Exclude the pictures; give every entry again exactly as written.

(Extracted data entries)
* begin *

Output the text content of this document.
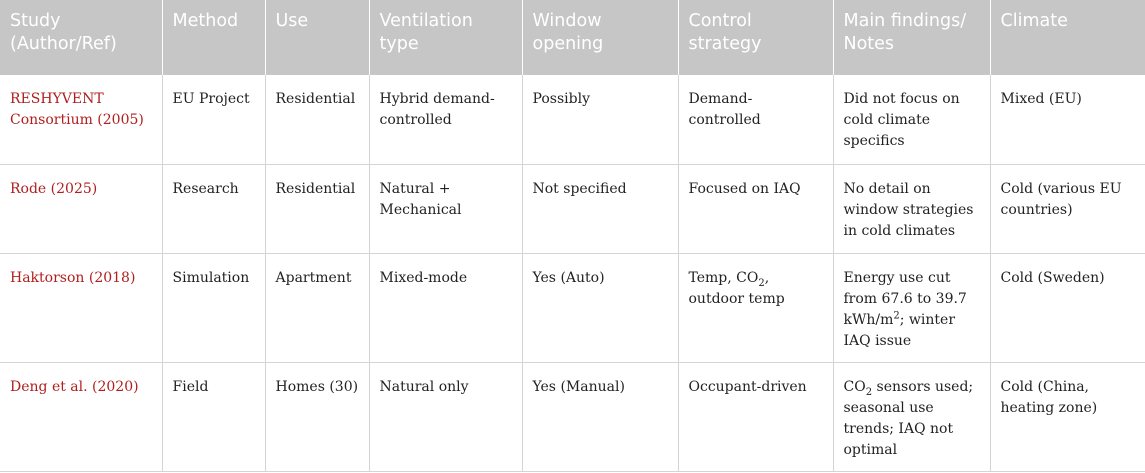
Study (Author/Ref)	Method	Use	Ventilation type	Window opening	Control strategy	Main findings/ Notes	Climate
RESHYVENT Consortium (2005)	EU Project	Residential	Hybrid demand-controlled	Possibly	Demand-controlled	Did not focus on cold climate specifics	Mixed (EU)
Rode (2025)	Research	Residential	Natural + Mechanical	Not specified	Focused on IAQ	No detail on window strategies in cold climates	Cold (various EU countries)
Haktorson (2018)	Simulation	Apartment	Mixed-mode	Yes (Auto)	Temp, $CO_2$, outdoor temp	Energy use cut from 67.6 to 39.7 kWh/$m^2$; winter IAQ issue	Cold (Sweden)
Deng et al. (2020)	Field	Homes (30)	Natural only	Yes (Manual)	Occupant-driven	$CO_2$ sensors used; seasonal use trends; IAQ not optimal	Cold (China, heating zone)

* end *

FULL RESPONSE:
Output the text content of this document.
Study (Author/Ref)	Method	Use	Ventilation type	Window opening	Control strategy	Main findings/ Notes	Climate
RESHYVENT Consortium (2005)	EU Project	Residential	Hybrid demand-controlled	Possibly	Demand-controlled	Did not focus on cold climate specifics	Mixed (EU)
Rode (2025)	Research	Residential	Natural + Mechanical	Not specified	Focused on IAQ	No detail on window strategies in cold climates	Cold (various EU countries)
Haktorson (2018)	Simulation	Apartment	Mixed-mode	Yes (Auto)	Temp, $CO_2$, outdoor temp	Energy use cut from 67.6 to 39.7 kWh/$m^2$; winter IAQ issue	Cold (Sweden)
Deng et al. (2020)	Field	Homes (30)	Natural only	Yes (Manual)	Occupant-driven	$CO_2$ sensors used; seasonal use trends; IAQ not optimal	Cold (China, heating zone)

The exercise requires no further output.